Task statement:
Look through the lines of the material and count those containing "Академіи". Give that count alone.

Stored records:

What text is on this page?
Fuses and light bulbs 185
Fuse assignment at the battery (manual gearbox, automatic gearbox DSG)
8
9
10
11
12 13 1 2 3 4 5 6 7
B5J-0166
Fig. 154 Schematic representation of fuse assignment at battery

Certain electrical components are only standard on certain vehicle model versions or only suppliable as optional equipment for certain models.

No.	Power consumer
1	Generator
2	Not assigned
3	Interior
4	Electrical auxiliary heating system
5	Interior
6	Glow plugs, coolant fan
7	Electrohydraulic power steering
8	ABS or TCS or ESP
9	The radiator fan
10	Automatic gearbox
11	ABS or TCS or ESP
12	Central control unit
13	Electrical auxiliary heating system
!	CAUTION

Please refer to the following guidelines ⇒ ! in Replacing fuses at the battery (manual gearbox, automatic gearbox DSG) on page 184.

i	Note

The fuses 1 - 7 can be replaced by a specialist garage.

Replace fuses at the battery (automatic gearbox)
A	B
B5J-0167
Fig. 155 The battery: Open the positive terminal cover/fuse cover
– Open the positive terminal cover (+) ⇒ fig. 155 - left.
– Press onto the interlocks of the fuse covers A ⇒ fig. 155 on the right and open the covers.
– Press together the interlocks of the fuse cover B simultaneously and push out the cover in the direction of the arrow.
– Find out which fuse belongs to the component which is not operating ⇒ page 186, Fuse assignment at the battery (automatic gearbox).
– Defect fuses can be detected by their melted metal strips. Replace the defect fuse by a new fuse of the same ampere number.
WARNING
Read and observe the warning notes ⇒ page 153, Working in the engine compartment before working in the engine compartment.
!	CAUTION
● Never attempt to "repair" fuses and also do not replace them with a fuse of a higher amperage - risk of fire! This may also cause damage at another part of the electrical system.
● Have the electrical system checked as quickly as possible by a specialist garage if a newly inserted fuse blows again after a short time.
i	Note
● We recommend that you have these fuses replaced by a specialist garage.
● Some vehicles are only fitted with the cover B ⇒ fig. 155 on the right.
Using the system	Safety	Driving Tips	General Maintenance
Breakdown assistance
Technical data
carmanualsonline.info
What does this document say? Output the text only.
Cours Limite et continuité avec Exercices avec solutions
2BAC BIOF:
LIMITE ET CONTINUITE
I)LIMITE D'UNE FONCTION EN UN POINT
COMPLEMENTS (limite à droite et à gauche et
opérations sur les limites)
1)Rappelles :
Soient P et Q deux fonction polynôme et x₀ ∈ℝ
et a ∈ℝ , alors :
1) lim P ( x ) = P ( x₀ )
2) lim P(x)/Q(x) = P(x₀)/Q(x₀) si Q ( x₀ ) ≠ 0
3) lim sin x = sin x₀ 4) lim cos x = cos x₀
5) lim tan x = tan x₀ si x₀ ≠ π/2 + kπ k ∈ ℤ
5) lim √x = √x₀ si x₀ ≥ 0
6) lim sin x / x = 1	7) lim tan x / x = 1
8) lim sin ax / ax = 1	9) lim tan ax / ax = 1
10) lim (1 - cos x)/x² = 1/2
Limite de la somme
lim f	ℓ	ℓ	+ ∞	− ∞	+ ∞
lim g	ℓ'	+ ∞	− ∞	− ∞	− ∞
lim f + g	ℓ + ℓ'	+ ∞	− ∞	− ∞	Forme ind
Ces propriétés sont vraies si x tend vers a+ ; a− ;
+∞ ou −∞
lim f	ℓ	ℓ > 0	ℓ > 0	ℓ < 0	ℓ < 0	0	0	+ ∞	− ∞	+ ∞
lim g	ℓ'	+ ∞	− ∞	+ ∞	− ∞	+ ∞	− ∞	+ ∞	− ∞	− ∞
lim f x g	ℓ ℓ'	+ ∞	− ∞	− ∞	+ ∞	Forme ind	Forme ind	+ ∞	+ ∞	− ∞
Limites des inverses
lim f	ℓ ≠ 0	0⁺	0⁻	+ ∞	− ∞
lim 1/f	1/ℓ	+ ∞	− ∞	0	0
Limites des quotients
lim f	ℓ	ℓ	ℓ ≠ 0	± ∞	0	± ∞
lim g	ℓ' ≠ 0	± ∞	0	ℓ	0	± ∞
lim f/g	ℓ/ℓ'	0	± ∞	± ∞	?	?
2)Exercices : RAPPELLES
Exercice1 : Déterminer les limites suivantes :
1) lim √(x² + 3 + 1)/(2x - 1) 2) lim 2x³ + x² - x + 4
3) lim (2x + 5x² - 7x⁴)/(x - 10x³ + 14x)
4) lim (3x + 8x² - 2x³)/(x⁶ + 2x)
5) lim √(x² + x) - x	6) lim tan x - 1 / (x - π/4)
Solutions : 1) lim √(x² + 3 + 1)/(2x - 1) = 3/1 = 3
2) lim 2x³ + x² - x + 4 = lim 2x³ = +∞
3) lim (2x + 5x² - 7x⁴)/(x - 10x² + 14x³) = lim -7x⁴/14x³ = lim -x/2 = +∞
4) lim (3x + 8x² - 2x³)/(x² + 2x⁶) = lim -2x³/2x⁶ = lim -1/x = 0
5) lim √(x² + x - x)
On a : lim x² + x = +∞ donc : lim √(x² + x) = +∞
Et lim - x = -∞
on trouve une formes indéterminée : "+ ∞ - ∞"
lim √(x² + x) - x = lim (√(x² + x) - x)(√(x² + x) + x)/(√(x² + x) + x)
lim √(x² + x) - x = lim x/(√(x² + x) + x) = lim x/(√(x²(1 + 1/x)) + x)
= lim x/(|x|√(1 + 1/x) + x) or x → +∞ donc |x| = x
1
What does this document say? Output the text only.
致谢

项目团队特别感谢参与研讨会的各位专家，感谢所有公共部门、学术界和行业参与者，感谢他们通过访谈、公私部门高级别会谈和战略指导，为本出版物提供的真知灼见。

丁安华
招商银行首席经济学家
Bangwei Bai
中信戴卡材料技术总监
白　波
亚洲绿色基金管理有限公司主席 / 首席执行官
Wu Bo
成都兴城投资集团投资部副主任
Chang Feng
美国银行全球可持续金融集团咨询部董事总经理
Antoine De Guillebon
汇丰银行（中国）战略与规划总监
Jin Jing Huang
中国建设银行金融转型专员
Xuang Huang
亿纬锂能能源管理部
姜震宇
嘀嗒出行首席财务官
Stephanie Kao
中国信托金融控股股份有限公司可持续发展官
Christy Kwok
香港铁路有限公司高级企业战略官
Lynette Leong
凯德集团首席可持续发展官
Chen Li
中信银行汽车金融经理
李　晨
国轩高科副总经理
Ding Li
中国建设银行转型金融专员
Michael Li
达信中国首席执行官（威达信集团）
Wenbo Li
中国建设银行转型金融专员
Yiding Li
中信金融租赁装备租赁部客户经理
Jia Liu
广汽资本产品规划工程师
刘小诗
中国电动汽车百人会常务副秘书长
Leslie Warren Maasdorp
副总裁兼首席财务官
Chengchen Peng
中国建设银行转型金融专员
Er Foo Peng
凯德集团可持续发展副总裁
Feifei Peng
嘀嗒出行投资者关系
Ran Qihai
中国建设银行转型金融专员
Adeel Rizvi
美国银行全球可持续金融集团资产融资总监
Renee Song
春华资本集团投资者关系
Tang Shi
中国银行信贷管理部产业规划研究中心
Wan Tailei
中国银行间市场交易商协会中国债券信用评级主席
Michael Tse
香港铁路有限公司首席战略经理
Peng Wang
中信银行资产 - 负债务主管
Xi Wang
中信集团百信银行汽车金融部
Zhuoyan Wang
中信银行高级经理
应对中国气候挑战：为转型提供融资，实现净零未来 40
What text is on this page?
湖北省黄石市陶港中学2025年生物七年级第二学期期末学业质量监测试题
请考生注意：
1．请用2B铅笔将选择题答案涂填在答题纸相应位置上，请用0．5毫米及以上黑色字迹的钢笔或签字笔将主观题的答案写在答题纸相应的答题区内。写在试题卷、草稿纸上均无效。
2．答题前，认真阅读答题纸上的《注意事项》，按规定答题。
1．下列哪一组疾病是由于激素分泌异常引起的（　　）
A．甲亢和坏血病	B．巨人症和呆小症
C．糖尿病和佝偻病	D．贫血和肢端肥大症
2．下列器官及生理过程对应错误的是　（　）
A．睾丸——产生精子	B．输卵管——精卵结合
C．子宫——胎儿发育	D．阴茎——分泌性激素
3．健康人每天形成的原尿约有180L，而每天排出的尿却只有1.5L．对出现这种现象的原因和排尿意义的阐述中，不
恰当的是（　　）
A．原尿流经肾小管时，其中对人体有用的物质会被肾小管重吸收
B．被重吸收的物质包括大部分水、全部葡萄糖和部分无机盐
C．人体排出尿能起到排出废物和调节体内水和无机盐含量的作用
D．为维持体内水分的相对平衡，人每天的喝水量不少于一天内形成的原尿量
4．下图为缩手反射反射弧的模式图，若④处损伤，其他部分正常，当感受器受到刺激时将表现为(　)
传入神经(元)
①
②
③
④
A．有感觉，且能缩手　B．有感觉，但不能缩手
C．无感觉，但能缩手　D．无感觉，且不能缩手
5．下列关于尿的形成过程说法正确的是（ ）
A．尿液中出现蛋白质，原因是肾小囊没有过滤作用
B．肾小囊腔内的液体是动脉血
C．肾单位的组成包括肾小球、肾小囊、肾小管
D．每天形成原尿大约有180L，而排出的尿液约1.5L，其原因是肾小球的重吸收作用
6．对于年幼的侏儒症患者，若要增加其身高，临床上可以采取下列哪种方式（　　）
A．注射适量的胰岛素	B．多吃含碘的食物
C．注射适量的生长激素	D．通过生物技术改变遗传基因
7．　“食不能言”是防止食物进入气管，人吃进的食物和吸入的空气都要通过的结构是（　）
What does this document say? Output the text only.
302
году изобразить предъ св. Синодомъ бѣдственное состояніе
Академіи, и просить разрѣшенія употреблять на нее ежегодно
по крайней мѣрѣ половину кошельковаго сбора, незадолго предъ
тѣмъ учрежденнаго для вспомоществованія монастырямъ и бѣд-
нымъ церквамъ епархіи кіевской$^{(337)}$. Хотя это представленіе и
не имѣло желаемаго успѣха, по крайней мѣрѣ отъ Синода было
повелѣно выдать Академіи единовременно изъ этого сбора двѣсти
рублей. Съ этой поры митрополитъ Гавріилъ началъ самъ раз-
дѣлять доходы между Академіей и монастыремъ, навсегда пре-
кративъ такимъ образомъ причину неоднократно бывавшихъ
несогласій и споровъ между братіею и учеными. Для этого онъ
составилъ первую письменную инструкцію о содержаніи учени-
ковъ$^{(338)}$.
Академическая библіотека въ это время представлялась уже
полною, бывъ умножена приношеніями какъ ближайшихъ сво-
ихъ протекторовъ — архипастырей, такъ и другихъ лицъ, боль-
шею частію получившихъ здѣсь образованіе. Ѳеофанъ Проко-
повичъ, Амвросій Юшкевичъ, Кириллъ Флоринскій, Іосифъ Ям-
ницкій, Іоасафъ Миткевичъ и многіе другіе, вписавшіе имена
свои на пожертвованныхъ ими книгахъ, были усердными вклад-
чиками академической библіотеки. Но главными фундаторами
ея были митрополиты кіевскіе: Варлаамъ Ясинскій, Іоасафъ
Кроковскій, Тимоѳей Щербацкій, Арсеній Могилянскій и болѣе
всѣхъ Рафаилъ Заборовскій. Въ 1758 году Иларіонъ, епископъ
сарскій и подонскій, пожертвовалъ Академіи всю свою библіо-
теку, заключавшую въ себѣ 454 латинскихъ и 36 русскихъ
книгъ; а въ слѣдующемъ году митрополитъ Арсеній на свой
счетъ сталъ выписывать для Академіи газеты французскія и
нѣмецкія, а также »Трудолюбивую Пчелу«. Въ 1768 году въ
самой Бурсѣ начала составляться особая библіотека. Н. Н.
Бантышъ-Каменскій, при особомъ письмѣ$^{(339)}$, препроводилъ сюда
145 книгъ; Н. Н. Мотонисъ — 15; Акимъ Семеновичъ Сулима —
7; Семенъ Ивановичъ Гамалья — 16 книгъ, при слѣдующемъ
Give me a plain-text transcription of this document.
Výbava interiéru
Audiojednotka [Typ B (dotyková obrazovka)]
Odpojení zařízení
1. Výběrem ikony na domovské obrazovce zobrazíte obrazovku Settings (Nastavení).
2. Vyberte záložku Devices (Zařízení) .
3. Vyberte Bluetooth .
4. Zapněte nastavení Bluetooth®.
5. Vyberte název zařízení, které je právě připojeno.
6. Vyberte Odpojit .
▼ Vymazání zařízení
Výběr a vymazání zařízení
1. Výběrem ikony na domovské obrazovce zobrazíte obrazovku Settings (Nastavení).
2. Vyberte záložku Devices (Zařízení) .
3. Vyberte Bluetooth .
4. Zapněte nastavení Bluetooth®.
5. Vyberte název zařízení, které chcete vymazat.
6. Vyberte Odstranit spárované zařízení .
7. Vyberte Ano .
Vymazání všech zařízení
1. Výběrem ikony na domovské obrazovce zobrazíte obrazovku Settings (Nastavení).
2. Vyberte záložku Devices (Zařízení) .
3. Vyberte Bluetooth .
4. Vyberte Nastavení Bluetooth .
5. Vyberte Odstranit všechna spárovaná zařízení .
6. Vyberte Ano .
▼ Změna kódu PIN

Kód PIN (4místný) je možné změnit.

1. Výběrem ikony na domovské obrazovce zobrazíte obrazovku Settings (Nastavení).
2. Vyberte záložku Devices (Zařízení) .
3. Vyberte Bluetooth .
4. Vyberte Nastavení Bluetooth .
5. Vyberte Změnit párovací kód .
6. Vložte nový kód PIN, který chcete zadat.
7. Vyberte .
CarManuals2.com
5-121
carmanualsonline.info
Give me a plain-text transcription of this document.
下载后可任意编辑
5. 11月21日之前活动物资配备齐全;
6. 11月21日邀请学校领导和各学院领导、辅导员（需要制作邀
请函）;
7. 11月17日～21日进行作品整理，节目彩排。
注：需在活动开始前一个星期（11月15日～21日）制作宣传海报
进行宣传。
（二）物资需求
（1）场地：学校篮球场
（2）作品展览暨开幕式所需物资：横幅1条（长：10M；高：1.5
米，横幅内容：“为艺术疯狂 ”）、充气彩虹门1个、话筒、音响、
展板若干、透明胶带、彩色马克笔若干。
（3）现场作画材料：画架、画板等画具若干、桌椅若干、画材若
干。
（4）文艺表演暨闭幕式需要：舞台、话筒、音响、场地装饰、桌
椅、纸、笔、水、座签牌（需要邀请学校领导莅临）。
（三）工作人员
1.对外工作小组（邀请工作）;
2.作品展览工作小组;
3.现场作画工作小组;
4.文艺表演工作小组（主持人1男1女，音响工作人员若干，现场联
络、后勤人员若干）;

The output:
4